- [Exercise goal]: Go through the listing below and list every line with "Neuroticism".

--- Information given ---

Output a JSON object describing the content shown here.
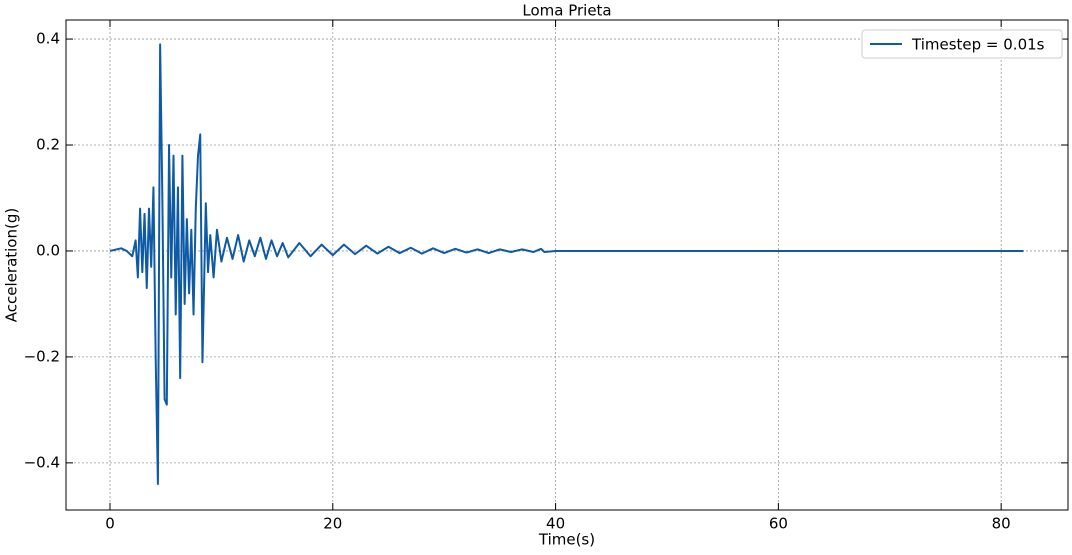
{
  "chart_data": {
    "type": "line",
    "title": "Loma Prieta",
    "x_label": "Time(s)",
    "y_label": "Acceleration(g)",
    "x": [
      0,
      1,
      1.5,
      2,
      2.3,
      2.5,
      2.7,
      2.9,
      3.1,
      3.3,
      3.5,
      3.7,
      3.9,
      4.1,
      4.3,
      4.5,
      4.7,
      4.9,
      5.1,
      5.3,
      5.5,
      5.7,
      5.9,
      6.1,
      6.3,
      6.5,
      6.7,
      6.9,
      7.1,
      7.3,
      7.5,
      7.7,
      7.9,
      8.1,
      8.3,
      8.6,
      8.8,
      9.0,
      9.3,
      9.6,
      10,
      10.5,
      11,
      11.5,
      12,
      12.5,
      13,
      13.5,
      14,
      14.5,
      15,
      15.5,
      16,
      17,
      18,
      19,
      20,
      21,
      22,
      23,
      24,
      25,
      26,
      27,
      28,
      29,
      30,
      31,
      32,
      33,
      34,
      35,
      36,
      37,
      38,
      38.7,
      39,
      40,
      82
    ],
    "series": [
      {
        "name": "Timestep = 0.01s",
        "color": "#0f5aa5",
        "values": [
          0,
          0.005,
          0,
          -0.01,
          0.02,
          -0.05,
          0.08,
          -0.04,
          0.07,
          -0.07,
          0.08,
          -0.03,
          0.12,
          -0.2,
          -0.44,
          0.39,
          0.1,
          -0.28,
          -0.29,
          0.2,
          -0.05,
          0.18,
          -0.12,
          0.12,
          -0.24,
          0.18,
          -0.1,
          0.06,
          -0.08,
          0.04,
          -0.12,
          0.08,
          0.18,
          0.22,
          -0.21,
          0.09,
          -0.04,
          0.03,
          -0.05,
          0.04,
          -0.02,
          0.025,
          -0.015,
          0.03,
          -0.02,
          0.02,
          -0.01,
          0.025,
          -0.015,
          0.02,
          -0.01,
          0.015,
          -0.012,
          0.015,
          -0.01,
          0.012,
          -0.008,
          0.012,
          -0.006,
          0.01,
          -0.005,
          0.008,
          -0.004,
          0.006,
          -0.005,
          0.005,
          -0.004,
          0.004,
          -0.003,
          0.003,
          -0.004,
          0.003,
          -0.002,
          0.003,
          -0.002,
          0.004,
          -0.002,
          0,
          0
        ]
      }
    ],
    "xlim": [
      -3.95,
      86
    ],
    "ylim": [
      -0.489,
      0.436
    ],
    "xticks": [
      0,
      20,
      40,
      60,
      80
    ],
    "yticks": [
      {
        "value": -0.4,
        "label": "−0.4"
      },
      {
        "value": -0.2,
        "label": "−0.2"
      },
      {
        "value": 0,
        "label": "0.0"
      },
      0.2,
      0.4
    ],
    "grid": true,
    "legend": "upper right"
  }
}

---
--- Information given ---

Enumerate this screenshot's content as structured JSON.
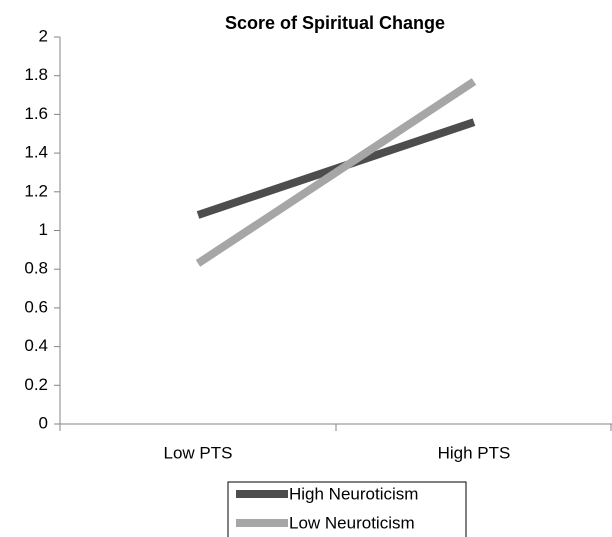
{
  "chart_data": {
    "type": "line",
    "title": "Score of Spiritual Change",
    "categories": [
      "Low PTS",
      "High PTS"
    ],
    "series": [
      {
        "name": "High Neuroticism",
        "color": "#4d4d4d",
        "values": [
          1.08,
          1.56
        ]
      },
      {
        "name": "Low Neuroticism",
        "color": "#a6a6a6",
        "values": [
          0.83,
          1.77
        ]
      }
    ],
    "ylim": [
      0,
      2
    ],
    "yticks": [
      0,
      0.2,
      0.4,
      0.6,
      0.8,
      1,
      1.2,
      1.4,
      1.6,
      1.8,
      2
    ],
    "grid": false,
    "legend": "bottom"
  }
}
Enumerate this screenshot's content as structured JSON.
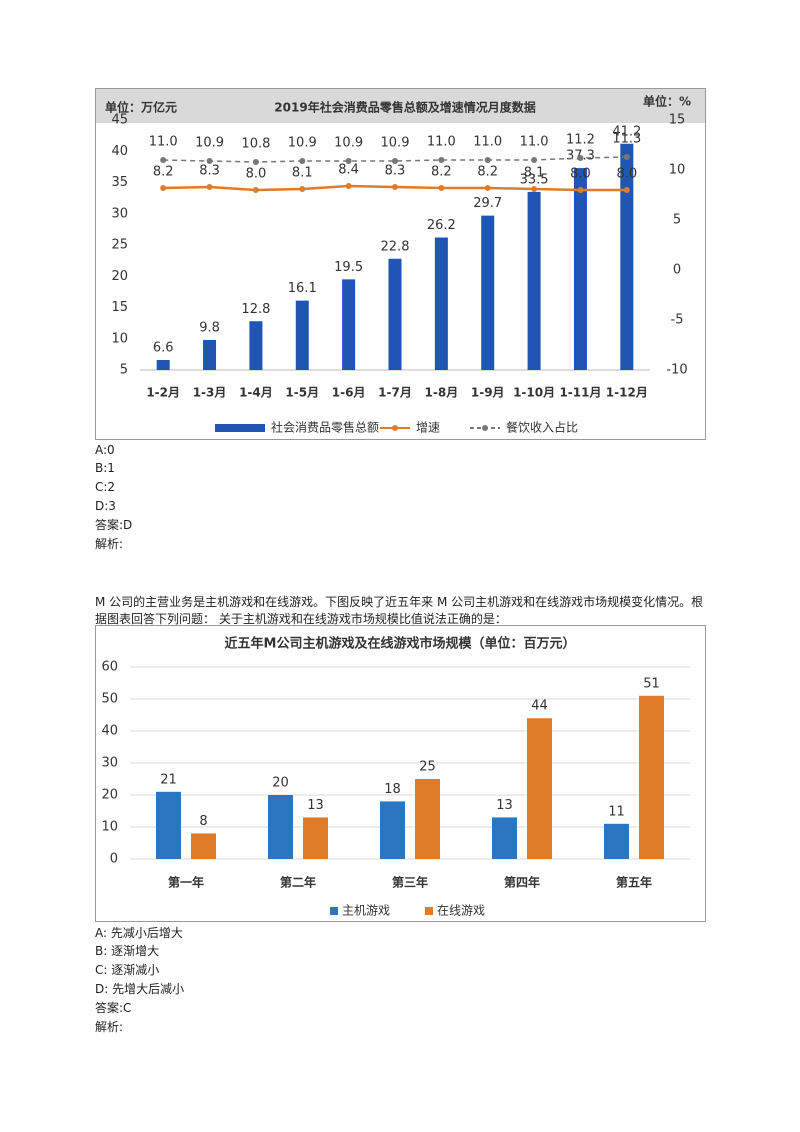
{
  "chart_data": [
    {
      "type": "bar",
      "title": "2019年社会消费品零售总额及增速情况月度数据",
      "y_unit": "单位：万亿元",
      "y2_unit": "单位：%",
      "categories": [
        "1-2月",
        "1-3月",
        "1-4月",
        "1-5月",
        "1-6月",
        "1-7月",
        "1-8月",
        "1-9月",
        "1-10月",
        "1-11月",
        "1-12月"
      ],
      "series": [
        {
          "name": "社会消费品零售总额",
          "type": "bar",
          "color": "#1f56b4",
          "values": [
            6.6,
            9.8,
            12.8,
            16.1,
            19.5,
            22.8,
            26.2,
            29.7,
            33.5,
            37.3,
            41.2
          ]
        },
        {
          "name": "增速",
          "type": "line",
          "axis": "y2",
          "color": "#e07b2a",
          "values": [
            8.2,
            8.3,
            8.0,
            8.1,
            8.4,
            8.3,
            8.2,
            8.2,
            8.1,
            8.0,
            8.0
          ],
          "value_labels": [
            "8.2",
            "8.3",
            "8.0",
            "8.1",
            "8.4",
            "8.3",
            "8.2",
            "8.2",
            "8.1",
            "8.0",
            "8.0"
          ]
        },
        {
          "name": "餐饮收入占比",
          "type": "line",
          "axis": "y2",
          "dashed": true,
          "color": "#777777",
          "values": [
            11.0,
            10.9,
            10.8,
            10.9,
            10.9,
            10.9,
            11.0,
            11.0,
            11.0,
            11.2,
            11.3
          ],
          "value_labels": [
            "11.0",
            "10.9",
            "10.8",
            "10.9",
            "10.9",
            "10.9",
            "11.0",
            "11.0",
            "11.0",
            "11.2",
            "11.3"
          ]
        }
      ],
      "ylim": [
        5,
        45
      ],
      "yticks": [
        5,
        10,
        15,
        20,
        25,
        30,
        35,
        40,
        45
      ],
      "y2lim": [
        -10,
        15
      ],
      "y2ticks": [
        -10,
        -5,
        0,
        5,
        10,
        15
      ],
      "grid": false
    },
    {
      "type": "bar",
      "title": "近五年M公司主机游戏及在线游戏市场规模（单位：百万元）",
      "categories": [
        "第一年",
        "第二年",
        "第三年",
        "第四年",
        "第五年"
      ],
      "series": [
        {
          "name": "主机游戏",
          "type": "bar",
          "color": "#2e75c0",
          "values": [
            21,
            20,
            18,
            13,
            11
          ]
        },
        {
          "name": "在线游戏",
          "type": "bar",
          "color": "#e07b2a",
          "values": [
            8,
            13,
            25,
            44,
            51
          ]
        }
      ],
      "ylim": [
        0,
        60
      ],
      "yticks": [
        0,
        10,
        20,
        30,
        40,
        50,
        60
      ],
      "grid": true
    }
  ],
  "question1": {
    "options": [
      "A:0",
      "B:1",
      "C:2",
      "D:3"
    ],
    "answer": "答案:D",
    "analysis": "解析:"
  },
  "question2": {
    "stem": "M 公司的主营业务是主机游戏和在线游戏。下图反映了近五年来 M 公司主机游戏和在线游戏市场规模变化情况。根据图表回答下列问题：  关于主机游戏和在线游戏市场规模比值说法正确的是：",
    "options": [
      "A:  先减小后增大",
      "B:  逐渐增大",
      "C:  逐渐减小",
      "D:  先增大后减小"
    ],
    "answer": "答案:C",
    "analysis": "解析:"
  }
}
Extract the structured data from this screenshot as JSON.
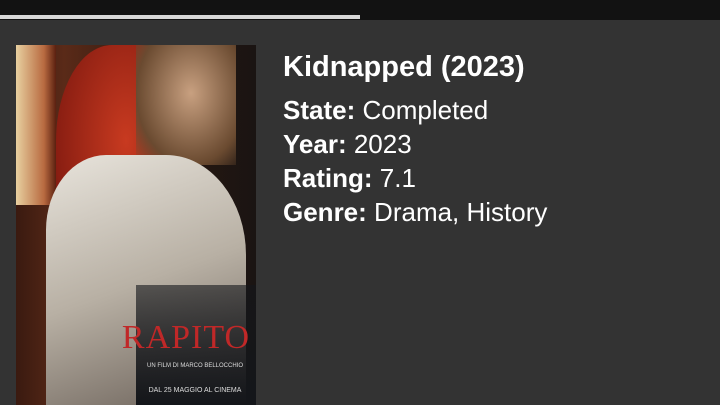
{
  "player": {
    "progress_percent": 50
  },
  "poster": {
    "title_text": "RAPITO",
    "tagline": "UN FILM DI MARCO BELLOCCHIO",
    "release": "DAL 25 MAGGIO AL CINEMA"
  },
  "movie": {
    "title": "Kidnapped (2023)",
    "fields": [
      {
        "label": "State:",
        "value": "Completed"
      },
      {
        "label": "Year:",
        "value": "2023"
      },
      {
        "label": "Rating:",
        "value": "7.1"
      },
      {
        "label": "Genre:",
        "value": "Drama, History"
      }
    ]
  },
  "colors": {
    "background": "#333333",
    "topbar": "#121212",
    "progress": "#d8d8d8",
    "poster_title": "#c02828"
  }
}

---

- [Exercise solution]:
        "name": "High Neuroticism",
        "name": "Low Neuroticism",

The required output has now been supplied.